* BEGIN RECORDS PROVIDED *
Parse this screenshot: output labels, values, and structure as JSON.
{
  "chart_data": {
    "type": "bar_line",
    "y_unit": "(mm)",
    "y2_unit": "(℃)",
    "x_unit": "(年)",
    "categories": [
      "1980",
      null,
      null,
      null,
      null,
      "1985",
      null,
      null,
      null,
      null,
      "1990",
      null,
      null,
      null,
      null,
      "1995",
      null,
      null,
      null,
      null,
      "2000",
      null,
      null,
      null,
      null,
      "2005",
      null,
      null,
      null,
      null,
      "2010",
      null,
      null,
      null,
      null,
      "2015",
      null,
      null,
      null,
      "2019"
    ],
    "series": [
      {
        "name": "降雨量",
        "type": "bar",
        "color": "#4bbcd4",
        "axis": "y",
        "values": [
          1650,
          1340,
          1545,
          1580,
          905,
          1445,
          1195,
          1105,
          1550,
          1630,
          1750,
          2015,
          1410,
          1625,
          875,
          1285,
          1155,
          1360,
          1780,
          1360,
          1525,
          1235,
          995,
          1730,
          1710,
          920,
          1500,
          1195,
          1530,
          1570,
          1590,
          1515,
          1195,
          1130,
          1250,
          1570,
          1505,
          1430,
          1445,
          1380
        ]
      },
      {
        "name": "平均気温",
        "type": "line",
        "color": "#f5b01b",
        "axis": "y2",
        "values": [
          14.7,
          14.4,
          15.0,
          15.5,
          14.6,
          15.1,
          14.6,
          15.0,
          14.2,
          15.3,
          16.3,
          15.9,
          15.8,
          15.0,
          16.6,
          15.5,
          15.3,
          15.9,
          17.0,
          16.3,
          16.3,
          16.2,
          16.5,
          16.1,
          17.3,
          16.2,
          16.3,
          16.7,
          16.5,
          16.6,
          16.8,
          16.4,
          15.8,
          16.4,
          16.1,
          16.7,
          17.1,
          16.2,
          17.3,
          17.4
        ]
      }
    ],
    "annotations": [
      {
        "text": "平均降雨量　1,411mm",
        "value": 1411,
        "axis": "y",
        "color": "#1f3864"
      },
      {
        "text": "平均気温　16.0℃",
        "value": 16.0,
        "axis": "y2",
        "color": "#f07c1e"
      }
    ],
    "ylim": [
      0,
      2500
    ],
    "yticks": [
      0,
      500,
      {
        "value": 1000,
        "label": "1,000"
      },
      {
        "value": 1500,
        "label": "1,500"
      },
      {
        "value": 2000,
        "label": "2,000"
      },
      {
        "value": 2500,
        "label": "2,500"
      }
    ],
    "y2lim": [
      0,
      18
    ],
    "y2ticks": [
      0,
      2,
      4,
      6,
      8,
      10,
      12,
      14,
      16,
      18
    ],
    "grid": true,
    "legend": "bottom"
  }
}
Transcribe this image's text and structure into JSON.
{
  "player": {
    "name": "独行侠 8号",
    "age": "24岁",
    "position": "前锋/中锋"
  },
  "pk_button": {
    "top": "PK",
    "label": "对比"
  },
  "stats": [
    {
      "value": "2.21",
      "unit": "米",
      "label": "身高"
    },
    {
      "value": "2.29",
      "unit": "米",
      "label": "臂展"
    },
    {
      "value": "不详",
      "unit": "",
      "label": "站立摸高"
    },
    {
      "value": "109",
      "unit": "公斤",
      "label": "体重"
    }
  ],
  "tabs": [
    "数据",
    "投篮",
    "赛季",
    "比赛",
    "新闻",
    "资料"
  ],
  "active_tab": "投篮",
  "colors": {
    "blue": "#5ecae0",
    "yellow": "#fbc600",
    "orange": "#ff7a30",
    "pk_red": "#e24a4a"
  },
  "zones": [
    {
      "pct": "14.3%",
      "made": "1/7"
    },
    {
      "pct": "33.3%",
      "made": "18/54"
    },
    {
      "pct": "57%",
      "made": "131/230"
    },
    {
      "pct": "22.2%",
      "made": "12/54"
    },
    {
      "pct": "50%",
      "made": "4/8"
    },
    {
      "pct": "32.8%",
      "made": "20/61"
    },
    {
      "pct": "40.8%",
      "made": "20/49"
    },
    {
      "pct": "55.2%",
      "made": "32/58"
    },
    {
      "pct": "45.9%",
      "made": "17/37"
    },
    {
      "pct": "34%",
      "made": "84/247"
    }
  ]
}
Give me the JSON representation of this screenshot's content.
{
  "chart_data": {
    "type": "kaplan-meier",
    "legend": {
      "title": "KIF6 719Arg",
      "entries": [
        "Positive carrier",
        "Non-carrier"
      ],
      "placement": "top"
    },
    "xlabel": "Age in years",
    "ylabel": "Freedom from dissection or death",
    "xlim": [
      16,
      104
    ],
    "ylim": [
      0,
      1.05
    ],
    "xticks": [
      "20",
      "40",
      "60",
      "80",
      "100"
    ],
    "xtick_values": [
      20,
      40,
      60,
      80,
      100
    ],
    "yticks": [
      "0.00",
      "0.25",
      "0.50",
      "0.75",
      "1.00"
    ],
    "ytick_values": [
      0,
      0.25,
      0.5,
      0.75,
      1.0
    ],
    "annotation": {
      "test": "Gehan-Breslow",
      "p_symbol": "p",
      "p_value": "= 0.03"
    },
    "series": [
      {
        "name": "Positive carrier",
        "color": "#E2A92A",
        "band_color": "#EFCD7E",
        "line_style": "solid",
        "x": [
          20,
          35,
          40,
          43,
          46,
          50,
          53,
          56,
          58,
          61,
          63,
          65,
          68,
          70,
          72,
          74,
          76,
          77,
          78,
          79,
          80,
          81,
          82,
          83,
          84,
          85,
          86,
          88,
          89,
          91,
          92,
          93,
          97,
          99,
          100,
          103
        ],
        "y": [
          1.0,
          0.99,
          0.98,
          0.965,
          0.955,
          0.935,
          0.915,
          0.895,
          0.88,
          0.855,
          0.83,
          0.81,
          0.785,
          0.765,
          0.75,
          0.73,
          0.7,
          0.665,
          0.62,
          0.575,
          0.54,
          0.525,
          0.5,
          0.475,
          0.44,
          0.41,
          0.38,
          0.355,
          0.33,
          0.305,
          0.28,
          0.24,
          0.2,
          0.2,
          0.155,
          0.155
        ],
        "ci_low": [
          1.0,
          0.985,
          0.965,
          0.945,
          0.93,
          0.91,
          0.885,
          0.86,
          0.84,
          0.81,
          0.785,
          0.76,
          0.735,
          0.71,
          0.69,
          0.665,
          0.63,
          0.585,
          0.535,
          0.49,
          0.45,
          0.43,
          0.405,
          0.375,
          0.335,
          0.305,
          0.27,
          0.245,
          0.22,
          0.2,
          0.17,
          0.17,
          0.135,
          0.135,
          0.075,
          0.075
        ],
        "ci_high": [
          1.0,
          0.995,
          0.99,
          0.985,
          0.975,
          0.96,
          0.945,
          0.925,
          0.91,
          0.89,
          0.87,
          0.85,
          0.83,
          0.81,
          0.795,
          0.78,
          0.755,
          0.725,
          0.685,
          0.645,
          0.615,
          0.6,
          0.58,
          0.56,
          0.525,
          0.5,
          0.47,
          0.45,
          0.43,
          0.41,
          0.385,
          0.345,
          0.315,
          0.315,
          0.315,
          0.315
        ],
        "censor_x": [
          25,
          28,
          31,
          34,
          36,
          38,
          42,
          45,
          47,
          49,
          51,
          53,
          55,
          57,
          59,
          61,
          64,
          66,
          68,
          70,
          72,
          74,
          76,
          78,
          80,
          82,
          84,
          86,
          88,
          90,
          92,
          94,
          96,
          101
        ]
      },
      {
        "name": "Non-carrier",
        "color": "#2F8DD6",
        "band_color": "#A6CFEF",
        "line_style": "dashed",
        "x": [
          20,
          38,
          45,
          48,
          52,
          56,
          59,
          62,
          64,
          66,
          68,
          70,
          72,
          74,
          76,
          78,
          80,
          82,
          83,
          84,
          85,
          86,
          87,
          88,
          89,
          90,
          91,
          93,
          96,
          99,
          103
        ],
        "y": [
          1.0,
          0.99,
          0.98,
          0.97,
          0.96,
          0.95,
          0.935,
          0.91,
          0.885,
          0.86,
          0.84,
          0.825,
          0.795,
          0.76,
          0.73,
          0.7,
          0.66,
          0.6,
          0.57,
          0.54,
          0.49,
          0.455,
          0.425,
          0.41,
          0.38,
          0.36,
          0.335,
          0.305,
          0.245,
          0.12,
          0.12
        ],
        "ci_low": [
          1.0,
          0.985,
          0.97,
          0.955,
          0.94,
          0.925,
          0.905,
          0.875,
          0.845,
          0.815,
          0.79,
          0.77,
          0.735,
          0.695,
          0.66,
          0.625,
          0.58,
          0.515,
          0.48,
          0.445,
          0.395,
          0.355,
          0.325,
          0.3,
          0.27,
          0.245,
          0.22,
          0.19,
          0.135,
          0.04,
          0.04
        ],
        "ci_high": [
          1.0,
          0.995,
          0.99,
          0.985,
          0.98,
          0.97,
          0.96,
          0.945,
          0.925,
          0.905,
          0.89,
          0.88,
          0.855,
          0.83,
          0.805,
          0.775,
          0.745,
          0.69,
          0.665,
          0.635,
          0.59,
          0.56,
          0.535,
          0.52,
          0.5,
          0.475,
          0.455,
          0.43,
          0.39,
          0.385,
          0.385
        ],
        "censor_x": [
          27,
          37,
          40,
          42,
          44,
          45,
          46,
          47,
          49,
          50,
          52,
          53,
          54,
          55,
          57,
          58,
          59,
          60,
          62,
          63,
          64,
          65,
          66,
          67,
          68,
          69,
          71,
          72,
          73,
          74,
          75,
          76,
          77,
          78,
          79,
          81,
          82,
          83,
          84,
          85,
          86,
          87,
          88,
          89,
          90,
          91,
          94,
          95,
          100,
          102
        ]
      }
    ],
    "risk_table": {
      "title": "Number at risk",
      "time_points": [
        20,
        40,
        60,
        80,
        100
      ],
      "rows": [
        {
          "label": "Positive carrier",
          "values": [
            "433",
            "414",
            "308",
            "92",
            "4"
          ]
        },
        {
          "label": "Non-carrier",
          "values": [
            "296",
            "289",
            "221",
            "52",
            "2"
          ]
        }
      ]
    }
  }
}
* END RECORDS PROVIDED *
| STATED EXERCISE |
Count up every line above that has the word "type" in it; answer with the number alone.

| EXERCISE SOLUTION |
4